# Given request
Search the records for "years". Copy every line where it appears.

>> Start

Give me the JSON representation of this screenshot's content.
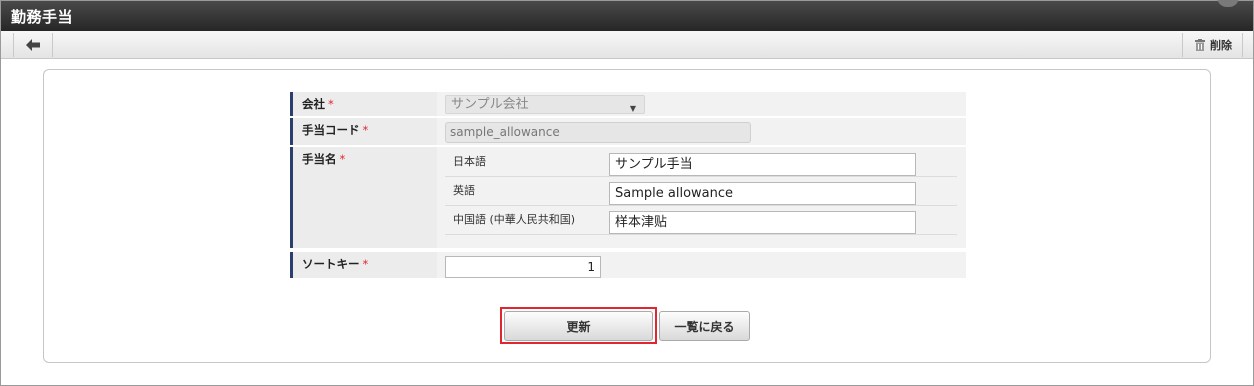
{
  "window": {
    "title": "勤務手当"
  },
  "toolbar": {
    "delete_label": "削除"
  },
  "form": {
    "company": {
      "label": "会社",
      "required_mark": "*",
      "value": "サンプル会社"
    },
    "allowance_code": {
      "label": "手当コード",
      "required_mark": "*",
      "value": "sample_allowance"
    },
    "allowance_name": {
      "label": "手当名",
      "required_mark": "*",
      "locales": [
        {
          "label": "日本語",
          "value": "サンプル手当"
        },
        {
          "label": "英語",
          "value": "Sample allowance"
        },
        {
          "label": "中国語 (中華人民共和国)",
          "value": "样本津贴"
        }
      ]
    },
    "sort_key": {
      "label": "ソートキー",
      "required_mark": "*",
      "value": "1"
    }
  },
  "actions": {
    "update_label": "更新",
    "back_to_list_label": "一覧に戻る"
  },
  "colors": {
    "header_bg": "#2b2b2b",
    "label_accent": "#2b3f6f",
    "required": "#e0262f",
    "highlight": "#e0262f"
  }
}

>> End
>> Start

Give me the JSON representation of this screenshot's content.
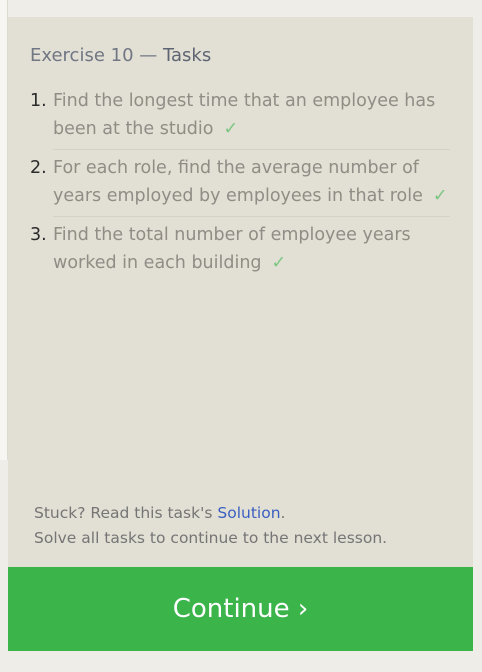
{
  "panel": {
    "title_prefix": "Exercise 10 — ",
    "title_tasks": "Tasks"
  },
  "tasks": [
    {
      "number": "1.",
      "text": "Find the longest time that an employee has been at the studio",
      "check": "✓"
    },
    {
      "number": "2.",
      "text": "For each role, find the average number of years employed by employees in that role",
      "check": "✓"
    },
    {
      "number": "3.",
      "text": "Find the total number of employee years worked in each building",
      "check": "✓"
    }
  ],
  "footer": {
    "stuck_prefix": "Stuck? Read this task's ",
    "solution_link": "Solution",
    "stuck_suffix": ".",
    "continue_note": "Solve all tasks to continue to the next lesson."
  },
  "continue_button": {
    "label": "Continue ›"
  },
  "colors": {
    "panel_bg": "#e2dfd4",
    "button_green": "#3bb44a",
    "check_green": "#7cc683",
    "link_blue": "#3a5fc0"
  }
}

>> End
>> Start

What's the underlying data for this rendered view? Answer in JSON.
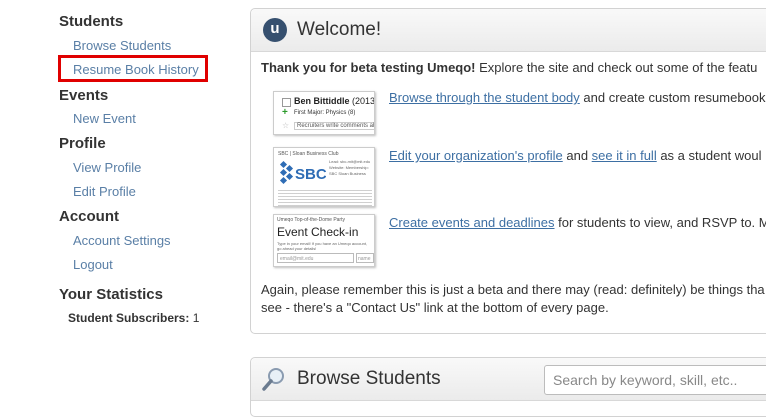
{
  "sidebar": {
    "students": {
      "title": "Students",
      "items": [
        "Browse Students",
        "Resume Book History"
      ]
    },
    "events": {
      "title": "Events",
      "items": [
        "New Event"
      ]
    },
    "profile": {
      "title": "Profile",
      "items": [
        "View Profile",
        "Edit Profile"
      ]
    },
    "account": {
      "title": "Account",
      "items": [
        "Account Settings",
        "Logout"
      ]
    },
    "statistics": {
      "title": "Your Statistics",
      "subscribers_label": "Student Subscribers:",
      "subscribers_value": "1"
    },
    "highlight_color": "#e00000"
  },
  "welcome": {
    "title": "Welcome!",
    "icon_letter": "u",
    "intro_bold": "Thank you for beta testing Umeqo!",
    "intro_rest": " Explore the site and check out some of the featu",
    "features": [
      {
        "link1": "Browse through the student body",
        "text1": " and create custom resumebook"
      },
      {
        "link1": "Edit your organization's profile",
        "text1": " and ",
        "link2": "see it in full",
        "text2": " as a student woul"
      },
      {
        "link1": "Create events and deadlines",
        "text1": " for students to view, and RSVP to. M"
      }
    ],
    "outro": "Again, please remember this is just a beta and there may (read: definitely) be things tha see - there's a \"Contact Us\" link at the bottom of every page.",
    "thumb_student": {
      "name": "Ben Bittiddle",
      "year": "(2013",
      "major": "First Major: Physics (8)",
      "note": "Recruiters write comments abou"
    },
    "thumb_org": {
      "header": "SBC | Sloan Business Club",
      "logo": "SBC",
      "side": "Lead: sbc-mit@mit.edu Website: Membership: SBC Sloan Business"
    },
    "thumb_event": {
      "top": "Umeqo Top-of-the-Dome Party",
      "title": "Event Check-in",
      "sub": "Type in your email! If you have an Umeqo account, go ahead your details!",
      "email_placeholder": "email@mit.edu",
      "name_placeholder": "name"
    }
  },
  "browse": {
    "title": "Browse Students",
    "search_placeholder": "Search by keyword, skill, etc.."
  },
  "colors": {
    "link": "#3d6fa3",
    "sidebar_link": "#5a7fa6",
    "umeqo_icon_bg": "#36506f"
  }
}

>> End

# Written reply
      "text": "For each role, find the average number of years employed by employees in that role",
      "text": "Find the total number of employee years worked in each building",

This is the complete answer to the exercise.